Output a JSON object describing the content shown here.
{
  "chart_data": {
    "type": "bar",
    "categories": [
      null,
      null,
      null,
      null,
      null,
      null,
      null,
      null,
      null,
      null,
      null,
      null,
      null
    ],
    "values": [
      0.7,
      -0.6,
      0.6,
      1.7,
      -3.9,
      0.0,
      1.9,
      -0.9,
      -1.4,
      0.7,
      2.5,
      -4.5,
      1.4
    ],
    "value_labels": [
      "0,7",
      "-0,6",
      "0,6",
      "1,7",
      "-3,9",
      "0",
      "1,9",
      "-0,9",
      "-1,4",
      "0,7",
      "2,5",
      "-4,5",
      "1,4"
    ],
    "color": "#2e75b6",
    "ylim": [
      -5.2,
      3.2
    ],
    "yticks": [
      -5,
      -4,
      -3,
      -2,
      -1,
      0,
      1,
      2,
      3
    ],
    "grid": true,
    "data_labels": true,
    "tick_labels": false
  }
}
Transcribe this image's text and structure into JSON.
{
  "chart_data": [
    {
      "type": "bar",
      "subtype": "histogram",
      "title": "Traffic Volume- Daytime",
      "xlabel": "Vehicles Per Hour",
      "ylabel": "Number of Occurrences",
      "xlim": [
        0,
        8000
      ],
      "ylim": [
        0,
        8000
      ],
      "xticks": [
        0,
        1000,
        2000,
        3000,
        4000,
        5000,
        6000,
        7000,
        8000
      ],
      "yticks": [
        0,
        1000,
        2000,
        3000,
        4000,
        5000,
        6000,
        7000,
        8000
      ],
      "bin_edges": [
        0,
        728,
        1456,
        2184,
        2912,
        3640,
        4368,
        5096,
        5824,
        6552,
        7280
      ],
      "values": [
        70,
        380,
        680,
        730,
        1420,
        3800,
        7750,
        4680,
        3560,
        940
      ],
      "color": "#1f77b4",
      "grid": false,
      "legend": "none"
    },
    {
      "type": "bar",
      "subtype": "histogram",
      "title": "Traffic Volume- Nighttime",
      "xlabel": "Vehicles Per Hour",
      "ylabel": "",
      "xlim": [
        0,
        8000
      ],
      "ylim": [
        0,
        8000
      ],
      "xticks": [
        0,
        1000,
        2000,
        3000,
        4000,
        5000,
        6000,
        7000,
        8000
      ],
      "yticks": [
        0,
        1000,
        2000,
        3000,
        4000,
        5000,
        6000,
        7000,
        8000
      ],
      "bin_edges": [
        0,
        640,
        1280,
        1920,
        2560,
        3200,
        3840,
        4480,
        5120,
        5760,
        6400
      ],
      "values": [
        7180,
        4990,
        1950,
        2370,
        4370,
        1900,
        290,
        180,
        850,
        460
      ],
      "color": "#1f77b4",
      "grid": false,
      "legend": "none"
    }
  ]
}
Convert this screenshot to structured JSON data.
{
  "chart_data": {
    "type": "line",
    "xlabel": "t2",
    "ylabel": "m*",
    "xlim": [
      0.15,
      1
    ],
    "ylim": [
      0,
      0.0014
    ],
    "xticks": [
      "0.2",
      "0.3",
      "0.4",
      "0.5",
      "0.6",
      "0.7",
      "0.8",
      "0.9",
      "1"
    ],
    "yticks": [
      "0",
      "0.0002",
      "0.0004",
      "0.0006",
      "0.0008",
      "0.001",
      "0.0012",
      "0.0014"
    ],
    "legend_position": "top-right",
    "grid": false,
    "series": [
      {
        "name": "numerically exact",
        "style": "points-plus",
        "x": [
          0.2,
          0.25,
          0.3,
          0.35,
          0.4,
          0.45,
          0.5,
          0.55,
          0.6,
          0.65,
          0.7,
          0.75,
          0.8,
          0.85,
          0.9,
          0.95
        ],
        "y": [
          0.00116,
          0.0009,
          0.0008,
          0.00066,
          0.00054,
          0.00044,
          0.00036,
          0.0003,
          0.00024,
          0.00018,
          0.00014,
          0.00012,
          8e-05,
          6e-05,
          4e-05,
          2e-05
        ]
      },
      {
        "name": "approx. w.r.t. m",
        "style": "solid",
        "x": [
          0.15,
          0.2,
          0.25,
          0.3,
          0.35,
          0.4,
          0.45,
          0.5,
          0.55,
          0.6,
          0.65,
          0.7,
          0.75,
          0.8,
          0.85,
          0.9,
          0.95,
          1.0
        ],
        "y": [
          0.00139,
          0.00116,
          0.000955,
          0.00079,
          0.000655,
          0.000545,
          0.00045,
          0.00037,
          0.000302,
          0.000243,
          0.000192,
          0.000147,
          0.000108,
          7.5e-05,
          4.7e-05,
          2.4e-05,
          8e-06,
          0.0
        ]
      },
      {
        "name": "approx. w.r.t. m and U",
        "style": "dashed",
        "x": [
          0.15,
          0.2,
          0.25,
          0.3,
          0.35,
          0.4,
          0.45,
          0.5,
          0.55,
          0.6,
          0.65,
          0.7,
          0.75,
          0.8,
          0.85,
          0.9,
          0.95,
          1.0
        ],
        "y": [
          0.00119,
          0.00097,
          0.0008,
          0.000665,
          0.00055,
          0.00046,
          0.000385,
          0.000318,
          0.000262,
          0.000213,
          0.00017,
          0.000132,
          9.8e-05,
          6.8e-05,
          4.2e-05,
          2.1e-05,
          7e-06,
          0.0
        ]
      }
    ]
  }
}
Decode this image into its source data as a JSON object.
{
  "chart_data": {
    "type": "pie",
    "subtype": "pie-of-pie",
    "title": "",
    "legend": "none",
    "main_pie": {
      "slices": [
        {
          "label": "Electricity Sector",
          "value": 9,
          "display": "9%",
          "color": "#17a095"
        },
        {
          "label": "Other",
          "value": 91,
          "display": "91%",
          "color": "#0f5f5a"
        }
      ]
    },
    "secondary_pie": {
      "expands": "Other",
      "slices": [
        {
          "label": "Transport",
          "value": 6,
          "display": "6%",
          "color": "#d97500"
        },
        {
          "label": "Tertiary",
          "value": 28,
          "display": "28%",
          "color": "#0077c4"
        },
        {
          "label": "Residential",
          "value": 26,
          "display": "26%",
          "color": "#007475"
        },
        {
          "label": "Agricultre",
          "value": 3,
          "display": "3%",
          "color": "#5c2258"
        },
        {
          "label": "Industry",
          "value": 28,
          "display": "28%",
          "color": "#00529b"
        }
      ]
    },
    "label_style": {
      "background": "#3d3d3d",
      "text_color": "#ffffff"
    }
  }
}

● ● ● ●

**WRITTEN INSTRUCTION:**
Type out the whole listing above again, exactly as it stands.

**RESULT FOR THIS TASK:**
Output a JSON object describing the content shown here.
{
  "chart_data": {
    "type": "bar",
    "categories": [
      null,
      null,
      null,
      null,
      null,
      null,
      null,
      null,
      null,
      null,
      null,
      null,
      null
    ],
    "values": [
      0.7,
      -0.6,
      0.6,
      1.7,
      -3.9,
      0.0,
      1.9,
      -0.9,
      -1.4,
      0.7,
      2.5,
      -4.5,
      1.4
    ],
    "value_labels": [
      "0,7",
      "-0,6",
      "0,6",
      "1,7",
      "-3,9",
      "0",
      "1,9",
      "-0,9",
      "-1,4",
      "0,7",
      "2,5",
      "-4,5",
      "1,4"
    ],
    "color": "#2e75b6",
    "ylim": [
      -5.2,
      3.2
    ],
    "yticks": [
      -5,
      -4,
      -3,
      -2,
      -1,
      0,
      1,
      2,
      3
    ],
    "grid": true,
    "data_labels": true,
    "tick_labels": false
  }
}
Transcribe this image's text and structure into JSON.
{
  "chart_data": [
    {
      "type": "bar",
      "subtype": "histogram",
      "title": "Traffic Volume- Daytime",
      "xlabel": "Vehicles Per Hour",
      "ylabel": "Number of Occurrences",
      "xlim": [
        0,
        8000
      ],
      "ylim": [
        0,
        8000
      ],
      "xticks": [
        0,
        1000,
        2000,
        3000,
        4000,
        5000,
        6000,
        7000,
        8000
      ],
      "yticks": [
        0,
        1000,
        2000,
        3000,
        4000,
        5000,
        6000,
        7000,
        8000
      ],
      "bin_edges": [
        0,
        728,
        1456,
        2184,
        2912,
        3640,
        4368,
        5096,
        5824,
        6552,
        7280
      ],
      "values": [
        70,
        380,
        680,
        730,
        1420,
        3800,
        7750,
        4680,
        3560,
        940
      ],
      "color": "#1f77b4",
      "grid": false,
      "legend": "none"
    },
    {
      "type": "bar",
      "subtype": "histogram",
      "title": "Traffic Volume- Nighttime",
      "xlabel": "Vehicles Per Hour",
      "ylabel": "",
      "xlim": [
        0,
        8000
      ],
      "ylim": [
        0,
        8000
      ],
      "xticks": [
        0,
        1000,
        2000,
        3000,
        4000,
        5000,
        6000,
        7000,
        8000
      ],
      "yticks": [
        0,
        1000,
        2000,
        3000,
        4000,
        5000,
        6000,
        7000,
        8000
      ],
      "bin_edges": [
        0,
        640,
        1280,
        1920,
        2560,
        3200,
        3840,
        4480,
        5120,
        5760,
        6400
      ],
      "values": [
        7180,
        4990,
        1950,
        2370,
        4370,
        1900,
        290,
        180,
        850,
        460
      ],
      "color": "#1f77b4",
      "grid": false,
      "legend": "none"
    }
  ]
}
Convert this screenshot to structured JSON data.
{
  "chart_data": {
    "type": "line",
    "xlabel": "t2",
    "ylabel": "m*",
    "xlim": [
      0.15,
      1
    ],
    "ylim": [
      0,
      0.0014
    ],
    "xticks": [
      "0.2",
      "0.3",
      "0.4",
      "0.5",
      "0.6",
      "0.7",
      "0.8",
      "0.9",
      "1"
    ],
    "yticks": [
      "0",
      "0.0002",
      "0.0004",
      "0.0006",
      "0.0008",
      "0.001",
      "0.0012",
      "0.0014"
    ],
    "legend_position": "top-right",
    "grid": false,
    "series": [
      {
        "name": "numerically exact",
        "style": "points-plus",
        "x": [
          0.2,
          0.25,
          0.3,
          0.35,
          0.4,
          0.45,
          0.5,
          0.55,
          0.6,
          0.65,
          0.7,
          0.75,
          0.8,
          0.85,
          0.9,
          0.95
        ],
        "y": [
          0.00116,
          0.0009,
          0.0008,
          0.00066,
          0.00054,
          0.00044,
          0.00036,
          0.0003,
          0.00024,
          0.00018,
          0.00014,
          0.00012,
          8e-05,
          6e-05,
          4e-05,
          2e-05
        ]
      },
      {
        "name": "approx. w.r.t. m",
        "style": "solid",
        "x": [
          0.15,
          0.2,
          0.25,
          0.3,
          0.35,
          0.4,
          0.45,
          0.5,
          0.55,
          0.6,
          0.65,
          0.7,
          0.75,
          0.8,
          0.85,
          0.9,
          0.95,
          1.0
        ],
        "y": [
          0.00139,
          0.00116,
          0.000955,
          0.00079,
          0.000655,
          0.000545,
          0.00045,
          0.00037,
          0.000302,
          0.000243,
          0.000192,
          0.000147,
          0.000108,
          7.5e-05,
          4.7e-05,
          2.4e-05,
          8e-06,
          0.0
        ]
      },
      {
        "name": "approx. w.r.t. m and U",
        "style": "dashed",
        "x": [
          0.15,
          0.2,
          0.25,
          0.3,
          0.35,
          0.4,
          0.45,
          0.5,
          0.55,
          0.6,
          0.65,
          0.7,
          0.75,
          0.8,
          0.85,
          0.9,
          0.95,
          1.0
        ],
        "y": [
          0.00119,
          0.00097,
          0.0008,
          0.000665,
          0.00055,
          0.00046,
          0.000385,
          0.000318,
          0.000262,
          0.000213,
          0.00017,
          0.000132,
          9.8e-05,
          6.8e-05,
          4.2e-05,
          2.1e-05,
          7e-06,
          0.0
        ]
      }
    ]
  }
}
Decode this image into its source data as a JSON object.
{
  "chart_data": {
    "type": "pie",
    "subtype": "pie-of-pie",
    "title": "",
    "legend": "none",
    "main_pie": {
      "slices": [
        {
          "label": "Electricity Sector",
          "value": 9,
          "display": "9%",
          "color": "#17a095"
        },
        {
          "label": "Other",
          "value": 91,
          "display": "91%",
          "color": "#0f5f5a"
        }
      ]
    },
    "secondary_pie": {
      "expands": "Other",
      "slices": [
        {
          "label": "Transport",
          "value": 6,
          "display": "6%",
          "color": "#d97500"
        },
        {
          "label": "Tertiary",
          "value": 28,
          "display": "28%",
          "color": "#0077c4"
        },
        {
          "label": "Residential",
          "value": 26,
          "display": "26%",
          "color": "#007475"
        },
        {
          "label": "Agricultre",
          "value": 3,
          "display": "3%",
          "color": "#5c2258"
        },
        {
          "label": "Industry",
          "value": 28,
          "display": "28%",
          "color": "#00529b"
        }
      ]
    },
    "label_style": {
      "background": "#3d3d3d",
      "text_color": "#ffffff"
    }
  }
}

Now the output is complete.